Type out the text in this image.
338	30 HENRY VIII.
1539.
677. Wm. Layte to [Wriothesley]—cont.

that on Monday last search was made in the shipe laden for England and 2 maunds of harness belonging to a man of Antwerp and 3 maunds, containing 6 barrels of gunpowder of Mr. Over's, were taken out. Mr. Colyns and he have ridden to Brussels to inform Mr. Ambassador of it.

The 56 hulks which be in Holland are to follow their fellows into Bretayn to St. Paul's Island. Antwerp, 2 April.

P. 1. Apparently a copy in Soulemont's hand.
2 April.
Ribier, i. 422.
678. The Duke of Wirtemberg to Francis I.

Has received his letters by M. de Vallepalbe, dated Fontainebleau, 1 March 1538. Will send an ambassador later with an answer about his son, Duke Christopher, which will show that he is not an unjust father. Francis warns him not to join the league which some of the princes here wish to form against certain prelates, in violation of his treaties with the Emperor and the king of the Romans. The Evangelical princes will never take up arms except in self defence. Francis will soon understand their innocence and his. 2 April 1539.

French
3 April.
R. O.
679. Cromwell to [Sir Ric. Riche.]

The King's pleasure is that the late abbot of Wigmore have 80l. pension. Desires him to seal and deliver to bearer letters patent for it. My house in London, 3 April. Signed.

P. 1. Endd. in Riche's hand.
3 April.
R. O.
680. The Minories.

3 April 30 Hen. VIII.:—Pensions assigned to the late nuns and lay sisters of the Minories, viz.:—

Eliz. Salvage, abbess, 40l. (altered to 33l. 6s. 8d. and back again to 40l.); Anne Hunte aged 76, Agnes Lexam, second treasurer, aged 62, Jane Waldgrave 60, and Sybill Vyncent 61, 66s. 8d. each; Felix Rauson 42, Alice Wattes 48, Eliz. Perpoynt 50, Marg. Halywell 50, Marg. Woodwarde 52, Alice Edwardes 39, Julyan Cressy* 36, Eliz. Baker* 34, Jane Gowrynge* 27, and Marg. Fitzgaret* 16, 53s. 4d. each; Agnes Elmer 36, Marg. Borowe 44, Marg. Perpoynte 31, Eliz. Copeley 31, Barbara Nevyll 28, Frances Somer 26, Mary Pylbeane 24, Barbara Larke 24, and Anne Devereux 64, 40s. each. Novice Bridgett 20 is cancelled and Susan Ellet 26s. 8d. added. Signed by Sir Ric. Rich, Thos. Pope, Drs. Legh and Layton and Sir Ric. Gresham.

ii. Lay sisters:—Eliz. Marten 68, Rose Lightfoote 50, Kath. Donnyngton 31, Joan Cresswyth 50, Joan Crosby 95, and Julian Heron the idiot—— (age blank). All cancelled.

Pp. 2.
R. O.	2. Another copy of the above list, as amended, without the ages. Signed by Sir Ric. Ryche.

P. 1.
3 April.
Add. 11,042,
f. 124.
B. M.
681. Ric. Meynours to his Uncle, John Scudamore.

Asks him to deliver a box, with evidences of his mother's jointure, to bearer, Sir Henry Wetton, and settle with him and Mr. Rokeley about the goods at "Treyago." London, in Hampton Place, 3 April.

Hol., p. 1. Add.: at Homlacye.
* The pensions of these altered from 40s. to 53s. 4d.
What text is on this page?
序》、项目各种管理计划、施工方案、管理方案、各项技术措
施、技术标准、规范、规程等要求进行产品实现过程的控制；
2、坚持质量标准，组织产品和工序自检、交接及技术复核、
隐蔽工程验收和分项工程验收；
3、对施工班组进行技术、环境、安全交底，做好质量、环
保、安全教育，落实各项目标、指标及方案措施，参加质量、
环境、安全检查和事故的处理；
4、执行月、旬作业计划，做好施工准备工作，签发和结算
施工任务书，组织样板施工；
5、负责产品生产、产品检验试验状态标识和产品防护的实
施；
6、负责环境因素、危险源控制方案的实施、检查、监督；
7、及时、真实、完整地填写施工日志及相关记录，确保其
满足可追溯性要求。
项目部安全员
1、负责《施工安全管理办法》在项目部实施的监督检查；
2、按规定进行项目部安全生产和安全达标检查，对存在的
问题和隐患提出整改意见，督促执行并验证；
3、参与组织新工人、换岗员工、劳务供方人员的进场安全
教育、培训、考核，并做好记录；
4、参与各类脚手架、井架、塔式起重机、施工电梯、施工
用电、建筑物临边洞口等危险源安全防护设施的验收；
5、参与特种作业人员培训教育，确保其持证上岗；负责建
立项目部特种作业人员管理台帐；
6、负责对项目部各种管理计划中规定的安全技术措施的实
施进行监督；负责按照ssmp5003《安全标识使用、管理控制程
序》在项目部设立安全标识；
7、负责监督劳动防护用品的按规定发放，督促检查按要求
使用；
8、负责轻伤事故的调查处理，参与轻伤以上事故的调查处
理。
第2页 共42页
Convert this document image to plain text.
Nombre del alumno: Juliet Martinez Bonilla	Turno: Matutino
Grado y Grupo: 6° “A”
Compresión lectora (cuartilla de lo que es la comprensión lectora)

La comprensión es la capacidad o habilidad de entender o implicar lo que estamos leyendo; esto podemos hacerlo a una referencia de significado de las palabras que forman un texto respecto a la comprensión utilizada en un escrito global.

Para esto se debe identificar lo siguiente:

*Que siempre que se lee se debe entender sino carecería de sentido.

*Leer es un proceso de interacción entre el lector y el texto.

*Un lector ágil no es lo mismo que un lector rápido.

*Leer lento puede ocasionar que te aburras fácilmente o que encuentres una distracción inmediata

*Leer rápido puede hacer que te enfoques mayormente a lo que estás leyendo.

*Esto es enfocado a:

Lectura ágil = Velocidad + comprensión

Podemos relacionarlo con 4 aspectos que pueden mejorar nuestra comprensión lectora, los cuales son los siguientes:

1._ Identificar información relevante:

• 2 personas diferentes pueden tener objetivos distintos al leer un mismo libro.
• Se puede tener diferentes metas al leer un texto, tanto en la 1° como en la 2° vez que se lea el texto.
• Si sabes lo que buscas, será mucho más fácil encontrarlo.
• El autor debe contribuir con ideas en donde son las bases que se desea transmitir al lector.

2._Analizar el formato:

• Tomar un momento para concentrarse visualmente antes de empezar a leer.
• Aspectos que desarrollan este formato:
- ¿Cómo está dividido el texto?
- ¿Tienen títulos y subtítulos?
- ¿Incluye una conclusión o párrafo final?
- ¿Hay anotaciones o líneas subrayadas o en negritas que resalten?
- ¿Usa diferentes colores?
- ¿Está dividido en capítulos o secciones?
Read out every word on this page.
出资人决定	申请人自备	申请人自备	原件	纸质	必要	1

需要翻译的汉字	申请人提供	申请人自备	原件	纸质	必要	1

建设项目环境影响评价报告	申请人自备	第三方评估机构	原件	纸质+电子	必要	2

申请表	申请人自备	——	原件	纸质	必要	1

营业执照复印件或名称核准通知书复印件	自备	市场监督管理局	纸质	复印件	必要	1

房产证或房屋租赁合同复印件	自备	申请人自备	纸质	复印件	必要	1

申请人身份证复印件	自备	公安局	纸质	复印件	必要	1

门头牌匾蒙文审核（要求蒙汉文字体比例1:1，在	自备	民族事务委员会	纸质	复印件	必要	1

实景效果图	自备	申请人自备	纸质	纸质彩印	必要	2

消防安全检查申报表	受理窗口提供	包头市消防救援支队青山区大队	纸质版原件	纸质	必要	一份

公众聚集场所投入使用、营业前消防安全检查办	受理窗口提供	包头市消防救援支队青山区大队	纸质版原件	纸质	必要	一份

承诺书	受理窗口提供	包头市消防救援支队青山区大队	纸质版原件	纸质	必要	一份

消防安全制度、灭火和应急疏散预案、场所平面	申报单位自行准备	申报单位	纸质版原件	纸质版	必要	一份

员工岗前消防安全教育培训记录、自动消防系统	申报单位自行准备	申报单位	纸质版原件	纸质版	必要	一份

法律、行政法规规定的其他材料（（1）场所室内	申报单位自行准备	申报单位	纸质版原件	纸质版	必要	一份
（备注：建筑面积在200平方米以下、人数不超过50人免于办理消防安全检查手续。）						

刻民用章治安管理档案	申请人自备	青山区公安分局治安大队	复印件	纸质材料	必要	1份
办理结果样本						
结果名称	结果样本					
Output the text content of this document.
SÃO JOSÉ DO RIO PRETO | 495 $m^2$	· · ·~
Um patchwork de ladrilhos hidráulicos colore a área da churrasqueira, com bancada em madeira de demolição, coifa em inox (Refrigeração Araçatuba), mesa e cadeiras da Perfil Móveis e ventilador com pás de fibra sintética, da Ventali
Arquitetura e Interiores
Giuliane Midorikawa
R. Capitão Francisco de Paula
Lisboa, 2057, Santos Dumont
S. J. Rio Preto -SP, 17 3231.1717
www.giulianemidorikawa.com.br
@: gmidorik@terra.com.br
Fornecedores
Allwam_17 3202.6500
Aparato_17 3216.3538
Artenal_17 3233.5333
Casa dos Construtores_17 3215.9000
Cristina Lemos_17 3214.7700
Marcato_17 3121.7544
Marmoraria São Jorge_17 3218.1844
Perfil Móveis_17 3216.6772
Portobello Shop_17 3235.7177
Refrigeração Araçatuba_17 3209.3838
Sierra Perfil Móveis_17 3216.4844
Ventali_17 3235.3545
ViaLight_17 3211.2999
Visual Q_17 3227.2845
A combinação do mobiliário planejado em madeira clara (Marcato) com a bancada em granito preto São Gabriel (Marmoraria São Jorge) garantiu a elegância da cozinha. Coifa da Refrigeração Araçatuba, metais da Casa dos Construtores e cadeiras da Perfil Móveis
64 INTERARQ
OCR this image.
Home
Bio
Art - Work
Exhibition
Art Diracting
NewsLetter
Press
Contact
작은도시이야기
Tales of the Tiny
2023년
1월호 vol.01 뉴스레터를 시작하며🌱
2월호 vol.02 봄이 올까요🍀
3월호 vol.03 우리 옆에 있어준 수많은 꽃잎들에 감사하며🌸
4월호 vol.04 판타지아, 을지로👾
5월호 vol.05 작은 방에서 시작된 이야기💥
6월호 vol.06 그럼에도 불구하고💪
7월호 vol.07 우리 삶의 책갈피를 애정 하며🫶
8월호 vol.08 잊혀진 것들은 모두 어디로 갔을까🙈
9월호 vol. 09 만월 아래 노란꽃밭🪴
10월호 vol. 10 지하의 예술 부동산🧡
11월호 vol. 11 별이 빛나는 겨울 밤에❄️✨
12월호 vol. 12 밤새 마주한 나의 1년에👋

**Problem requirements**
Copy each line from the data above that includes "London".

**Solution**
The King's pleasure is that the late abbot of Wigmore have 80l. pension. Desires him to seal and deliver to bearer letters patent for it. My house in London, 3 April. Signed.
Asks him to deliver a box, with evidences of his mother's jointure, to bearer, Sir Henry Wetton, and settle with him and Mr. Rokeley about the goods at "Treyago." London, in Hampton Place, 3 April.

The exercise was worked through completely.